• **Exercise prompt**: Look through the material and tally each line bearing the word "value". Give only the total.

======== Task input

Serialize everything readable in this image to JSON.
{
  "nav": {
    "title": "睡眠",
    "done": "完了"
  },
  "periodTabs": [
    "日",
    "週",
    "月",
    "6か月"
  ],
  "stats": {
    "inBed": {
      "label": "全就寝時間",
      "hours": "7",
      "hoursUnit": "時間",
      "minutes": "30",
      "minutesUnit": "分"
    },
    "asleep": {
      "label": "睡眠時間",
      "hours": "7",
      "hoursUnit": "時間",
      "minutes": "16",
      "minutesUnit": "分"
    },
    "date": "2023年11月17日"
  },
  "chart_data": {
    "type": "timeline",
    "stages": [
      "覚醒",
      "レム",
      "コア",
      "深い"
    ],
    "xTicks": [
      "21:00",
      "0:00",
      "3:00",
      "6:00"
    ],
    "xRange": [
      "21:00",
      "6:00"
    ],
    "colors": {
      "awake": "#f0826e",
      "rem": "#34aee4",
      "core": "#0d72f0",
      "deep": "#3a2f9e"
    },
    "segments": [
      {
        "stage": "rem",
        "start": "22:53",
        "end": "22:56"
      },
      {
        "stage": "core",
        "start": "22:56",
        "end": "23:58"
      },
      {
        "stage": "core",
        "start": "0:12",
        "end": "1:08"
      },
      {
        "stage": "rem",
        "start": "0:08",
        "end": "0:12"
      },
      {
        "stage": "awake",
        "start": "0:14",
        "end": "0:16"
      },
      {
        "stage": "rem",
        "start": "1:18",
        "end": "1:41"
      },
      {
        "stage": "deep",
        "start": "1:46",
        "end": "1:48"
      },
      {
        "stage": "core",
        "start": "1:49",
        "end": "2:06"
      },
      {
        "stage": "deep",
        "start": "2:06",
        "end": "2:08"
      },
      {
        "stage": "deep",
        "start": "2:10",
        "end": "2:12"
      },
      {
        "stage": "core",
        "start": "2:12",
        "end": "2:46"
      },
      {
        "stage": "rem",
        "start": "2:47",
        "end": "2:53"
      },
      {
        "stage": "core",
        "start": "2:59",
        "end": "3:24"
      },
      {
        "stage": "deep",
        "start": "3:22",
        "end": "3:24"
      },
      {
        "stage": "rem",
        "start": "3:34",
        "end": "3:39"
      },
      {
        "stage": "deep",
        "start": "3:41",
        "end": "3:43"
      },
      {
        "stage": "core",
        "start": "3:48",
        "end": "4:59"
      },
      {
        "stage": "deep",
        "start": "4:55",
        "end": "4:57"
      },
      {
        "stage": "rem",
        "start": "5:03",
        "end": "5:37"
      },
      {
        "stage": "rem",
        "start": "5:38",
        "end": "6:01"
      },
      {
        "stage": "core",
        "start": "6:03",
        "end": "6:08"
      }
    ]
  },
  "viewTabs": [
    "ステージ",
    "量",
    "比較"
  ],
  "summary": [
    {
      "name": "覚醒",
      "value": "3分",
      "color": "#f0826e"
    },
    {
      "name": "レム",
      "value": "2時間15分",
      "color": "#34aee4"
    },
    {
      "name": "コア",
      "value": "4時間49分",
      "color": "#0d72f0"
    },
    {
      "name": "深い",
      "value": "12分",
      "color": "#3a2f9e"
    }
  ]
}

================

• **Full response**: 4